SET TASK
Find each line containing the string "text" and return it.

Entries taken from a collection
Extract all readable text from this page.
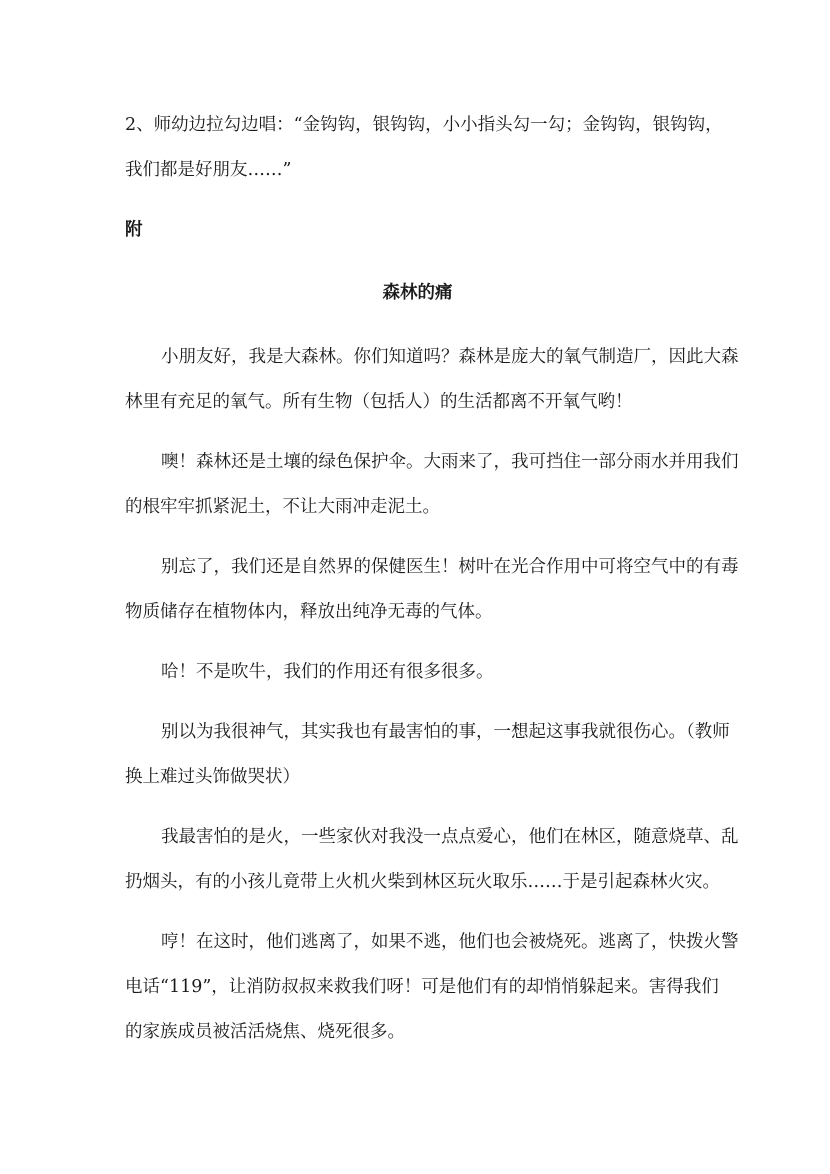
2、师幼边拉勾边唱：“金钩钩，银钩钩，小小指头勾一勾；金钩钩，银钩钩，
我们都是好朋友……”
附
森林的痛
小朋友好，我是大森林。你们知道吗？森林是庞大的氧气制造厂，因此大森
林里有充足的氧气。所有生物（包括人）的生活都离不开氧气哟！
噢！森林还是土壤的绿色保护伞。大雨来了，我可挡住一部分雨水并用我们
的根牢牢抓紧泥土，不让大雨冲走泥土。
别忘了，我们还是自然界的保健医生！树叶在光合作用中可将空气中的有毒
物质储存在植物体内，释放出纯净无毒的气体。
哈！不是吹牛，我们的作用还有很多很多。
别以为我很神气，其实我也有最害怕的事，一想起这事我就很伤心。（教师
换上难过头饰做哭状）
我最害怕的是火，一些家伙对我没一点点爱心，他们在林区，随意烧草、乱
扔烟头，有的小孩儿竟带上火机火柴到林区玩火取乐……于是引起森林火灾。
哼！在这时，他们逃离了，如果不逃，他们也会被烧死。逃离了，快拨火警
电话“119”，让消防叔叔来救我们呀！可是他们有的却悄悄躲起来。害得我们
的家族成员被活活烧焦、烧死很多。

--

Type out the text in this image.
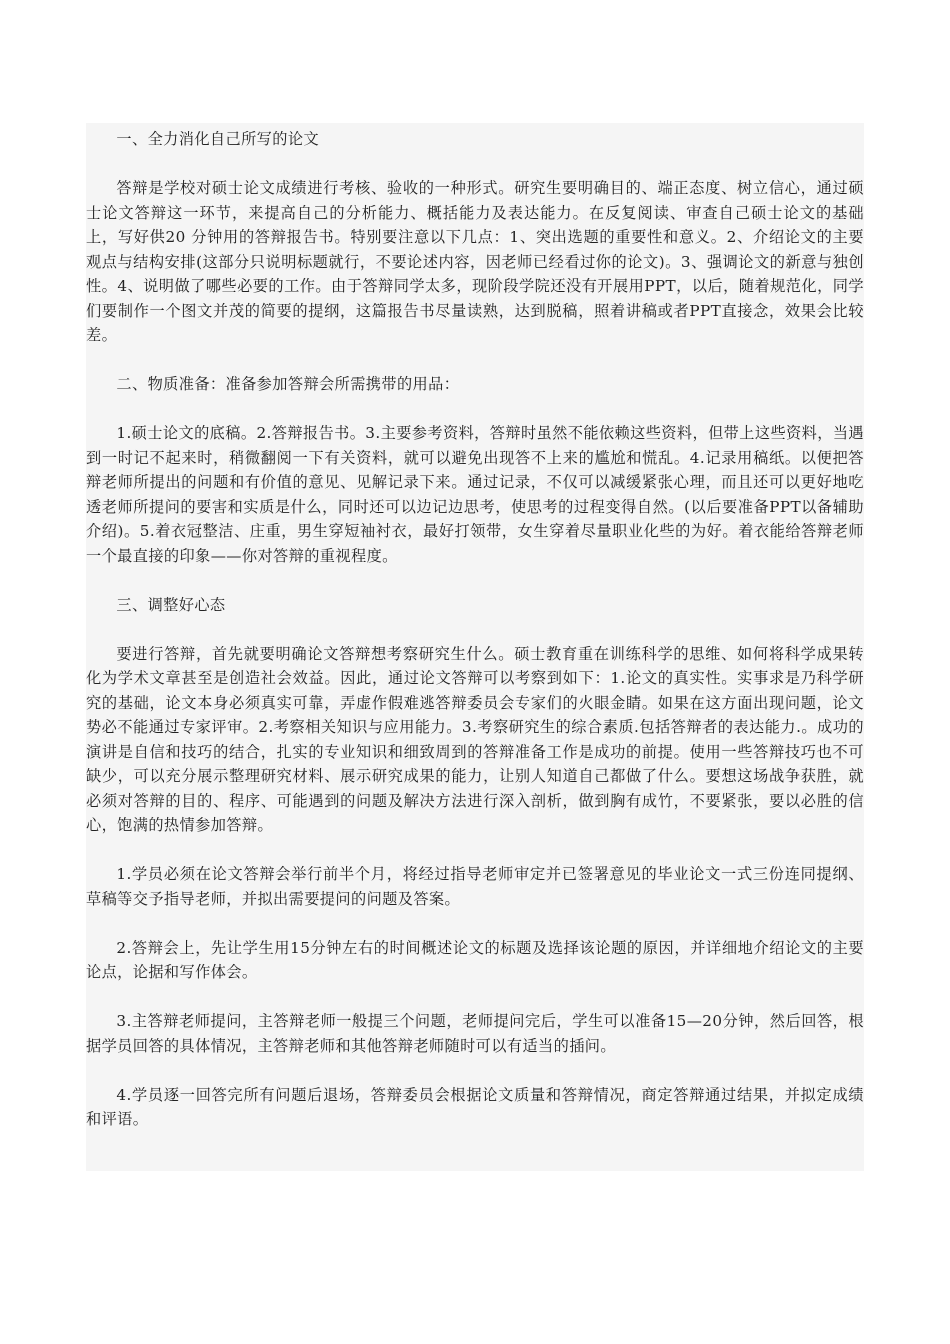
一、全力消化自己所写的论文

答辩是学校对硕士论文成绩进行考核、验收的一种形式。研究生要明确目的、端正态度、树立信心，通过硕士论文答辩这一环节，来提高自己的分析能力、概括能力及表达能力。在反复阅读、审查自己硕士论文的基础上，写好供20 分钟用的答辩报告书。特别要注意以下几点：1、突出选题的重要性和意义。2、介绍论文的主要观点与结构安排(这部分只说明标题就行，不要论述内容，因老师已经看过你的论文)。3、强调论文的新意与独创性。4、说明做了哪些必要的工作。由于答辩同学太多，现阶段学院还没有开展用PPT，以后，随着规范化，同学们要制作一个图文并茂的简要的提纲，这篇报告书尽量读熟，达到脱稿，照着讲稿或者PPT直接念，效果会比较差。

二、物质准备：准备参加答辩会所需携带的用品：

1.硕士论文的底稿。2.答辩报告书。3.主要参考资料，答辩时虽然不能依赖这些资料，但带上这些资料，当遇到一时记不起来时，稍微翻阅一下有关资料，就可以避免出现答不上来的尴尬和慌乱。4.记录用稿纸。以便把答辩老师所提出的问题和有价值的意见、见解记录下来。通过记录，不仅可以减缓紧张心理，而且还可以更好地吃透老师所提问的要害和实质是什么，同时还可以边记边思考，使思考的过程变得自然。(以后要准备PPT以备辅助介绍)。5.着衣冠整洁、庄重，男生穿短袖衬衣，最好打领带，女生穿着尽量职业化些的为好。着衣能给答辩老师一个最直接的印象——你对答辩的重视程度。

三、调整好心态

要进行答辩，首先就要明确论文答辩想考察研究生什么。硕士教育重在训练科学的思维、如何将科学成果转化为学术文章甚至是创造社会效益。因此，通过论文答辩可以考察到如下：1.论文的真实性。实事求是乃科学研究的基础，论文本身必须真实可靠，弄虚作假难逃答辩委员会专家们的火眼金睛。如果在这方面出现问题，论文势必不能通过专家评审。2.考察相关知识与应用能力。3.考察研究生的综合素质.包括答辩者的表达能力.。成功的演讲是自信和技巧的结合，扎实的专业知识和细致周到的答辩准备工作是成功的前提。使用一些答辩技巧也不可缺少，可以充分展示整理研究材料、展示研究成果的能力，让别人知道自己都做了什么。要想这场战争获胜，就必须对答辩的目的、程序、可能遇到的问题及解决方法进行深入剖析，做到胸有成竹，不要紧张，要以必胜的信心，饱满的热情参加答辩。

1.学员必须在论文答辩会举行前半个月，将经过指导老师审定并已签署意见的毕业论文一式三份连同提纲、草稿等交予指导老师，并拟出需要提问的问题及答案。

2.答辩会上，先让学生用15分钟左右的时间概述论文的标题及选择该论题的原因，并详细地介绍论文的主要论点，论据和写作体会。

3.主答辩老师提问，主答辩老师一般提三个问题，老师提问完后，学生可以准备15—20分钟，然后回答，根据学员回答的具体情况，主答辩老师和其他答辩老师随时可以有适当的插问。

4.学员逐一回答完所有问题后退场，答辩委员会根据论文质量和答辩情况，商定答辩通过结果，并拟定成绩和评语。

WRITTEN ANSWER
Extract all readable text from this page.
Type out the text in this image.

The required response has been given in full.